**Records for the exercise:**
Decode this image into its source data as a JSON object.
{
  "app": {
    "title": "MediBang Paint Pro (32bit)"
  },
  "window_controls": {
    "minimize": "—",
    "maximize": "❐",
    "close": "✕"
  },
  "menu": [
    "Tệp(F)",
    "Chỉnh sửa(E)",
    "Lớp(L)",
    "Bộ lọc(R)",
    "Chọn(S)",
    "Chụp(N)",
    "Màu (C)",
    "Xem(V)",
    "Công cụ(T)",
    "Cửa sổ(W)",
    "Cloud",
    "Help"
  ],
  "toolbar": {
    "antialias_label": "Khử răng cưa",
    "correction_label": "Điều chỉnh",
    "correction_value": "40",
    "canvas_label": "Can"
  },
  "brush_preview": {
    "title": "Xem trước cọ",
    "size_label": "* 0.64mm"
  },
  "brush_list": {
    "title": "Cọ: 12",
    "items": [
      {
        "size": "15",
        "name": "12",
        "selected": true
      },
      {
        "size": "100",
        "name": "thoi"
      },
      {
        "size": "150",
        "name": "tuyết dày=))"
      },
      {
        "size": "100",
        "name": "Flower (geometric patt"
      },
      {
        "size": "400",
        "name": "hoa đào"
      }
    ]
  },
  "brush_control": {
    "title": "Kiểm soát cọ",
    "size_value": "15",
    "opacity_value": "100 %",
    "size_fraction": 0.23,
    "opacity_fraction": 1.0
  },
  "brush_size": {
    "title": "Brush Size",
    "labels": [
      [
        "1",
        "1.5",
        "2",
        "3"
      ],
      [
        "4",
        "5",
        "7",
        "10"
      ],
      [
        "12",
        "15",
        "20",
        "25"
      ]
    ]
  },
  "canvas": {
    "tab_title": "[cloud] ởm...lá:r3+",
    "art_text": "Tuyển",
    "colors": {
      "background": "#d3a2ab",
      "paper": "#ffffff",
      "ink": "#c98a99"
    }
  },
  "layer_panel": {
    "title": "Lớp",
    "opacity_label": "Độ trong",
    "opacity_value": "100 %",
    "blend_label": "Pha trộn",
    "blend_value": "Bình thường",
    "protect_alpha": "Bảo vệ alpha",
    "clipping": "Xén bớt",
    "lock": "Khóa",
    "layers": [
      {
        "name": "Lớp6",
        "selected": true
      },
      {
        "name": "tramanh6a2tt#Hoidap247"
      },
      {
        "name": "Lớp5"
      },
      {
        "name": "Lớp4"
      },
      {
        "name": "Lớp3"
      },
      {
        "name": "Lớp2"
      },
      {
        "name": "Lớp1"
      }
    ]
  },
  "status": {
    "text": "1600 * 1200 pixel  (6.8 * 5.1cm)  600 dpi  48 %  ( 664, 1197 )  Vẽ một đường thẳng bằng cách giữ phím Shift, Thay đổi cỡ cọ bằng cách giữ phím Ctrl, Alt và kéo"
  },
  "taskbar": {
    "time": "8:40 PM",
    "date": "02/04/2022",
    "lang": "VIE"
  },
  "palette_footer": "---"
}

**Problem details:** Please give back all of the records exactly as written.

**Expected answer:**
Decode this image into its source data as a JSON object.
{
  "app": {
    "title": "MediBang Paint Pro (32bit)"
  },
  "window_controls": {
    "minimize": "—",
    "maximize": "❐",
    "close": "✕"
  },
  "menu": [
    "Tệp(F)",
    "Chỉnh sửa(E)",
    "Lớp(L)",
    "Bộ lọc(R)",
    "Chọn(S)",
    "Chụp(N)",
    "Màu (C)",
    "Xem(V)",
    "Công cụ(T)",
    "Cửa sổ(W)",
    "Cloud",
    "Help"
  ],
  "toolbar": {
    "antialias_label": "Khử răng cưa",
    "correction_label": "Điều chỉnh",
    "correction_value": "40",
    "canvas_label": "Can"
  },
  "brush_preview": {
    "title": "Xem trước cọ",
    "size_label": "* 0.64mm"
  },
  "brush_list": {
    "title": "Cọ: 12",
    "items": [
      {
        "size": "15",
        "name": "12",
        "selected": true
      },
      {
        "size": "100",
        "name": "thoi"
      },
      {
        "size": "150",
        "name": "tuyết dày=))"
      },
      {
        "size": "100",
        "name": "Flower (geometric patt"
      },
      {
        "size": "400",
        "name": "hoa đào"
      }
    ]
  },
  "brush_control": {
    "title": "Kiểm soát cọ",
    "size_value": "15",
    "opacity_value": "100 %",
    "size_fraction": 0.23,
    "opacity_fraction": 1.0
  },
  "brush_size": {
    "title": "Brush Size",
    "labels": [
      [
        "1",
        "1.5",
        "2",
        "3"
      ],
      [
        "4",
        "5",
        "7",
        "10"
      ],
      [
        "12",
        "15",
        "20",
        "25"
      ]
    ]
  },
  "canvas": {
    "tab_title": "[cloud] ởm...lá:r3+",
    "art_text": "Tuyển",
    "colors": {
      "background": "#d3a2ab",
      "paper": "#ffffff",
      "ink": "#c98a99"
    }
  },
  "layer_panel": {
    "title": "Lớp",
    "opacity_label": "Độ trong",
    "opacity_value": "100 %",
    "blend_label": "Pha trộn",
    "blend_value": "Bình thường",
    "protect_alpha": "Bảo vệ alpha",
    "clipping": "Xén bớt",
    "lock": "Khóa",
    "layers": [
      {
        "name": "Lớp6",
        "selected": true
      },
      {
        "name": "tramanh6a2tt#Hoidap247"
      },
      {
        "name": "Lớp5"
      },
      {
        "name": "Lớp4"
      },
      {
        "name": "Lớp3"
      },
      {
        "name": "Lớp2"
      },
      {
        "name": "Lớp1"
      }
    ]
  },
  "status": {
    "text": "1600 * 1200 pixel  (6.8 * 5.1cm)  600 dpi  48 %  ( 664, 1197 )  Vẽ một đường thẳng bằng cách giữ phím Shift, Thay đổi cỡ cọ bằng cách giữ phím Ctrl, Alt và kéo"
  },
  "taskbar": {
    "time": "8:40 PM",
    "date": "02/04/2022",
    "lang": "VIE"
  },
  "palette_footer": "---"
}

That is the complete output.